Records
-- Begin --

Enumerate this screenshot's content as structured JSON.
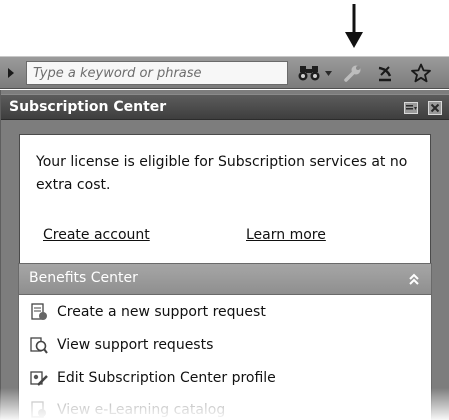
{
  "search": {
    "placeholder": "Type a keyword or phrase"
  },
  "toolbar_icons": [
    "expand-arrow-icon",
    "binoculars-icon",
    "dropdown-icon",
    "wrench-icon",
    "satellite-dish-icon",
    "star-icon"
  ],
  "panel": {
    "title": "Subscription Center",
    "controls": [
      "panel-options-icon",
      "close-icon"
    ]
  },
  "license": {
    "message": "Your license is eligible for Subscription services at no extra cost.",
    "create_account": "Create account",
    "learn_more": "Learn more"
  },
  "benefits": {
    "title": "Benefits Center",
    "items": [
      {
        "label": "Create a new support request",
        "icon": "support-request-icon"
      },
      {
        "label": "View support requests",
        "icon": "view-requests-icon"
      },
      {
        "label": "Edit Subscription Center profile",
        "icon": "edit-profile-icon"
      },
      {
        "label": "View e-Learning catalog",
        "icon": "elearning-icon"
      }
    ]
  },
  "colors": {
    "toolbar": "#8a8a8a",
    "panel_bg": "#7d7d7d",
    "titlebar": "#4a4a4a",
    "section_header": "#999999"
  }
}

-- End --

• Set task: All entries must be written out again exactly as given, with no pictures in the copy.

• Exercise output:
Enumerate this screenshot's content as structured JSON.
{
  "search": {
    "placeholder": "Type a keyword or phrase"
  },
  "toolbar_icons": [
    "expand-arrow-icon",
    "binoculars-icon",
    "dropdown-icon",
    "wrench-icon",
    "satellite-dish-icon",
    "star-icon"
  ],
  "panel": {
    "title": "Subscription Center",
    "controls": [
      "panel-options-icon",
      "close-icon"
    ]
  },
  "license": {
    "message": "Your license is eligible for Subscription services at no extra cost.",
    "create_account": "Create account",
    "learn_more": "Learn more"
  },
  "benefits": {
    "title": "Benefits Center",
    "items": [
      {
        "label": "Create a new support request",
        "icon": "support-request-icon"
      },
      {
        "label": "View support requests",
        "icon": "view-requests-icon"
      },
      {
        "label": "Edit Subscription Center profile",
        "icon": "edit-profile-icon"
      },
      {
        "label": "View e-Learning catalog",
        "icon": "elearning-icon"
      }
    ]
  },
  "colors": {
    "toolbar": "#8a8a8a",
    "panel_bg": "#7d7d7d",
    "titlebar": "#4a4a4a",
    "section_header": "#999999"
  }
}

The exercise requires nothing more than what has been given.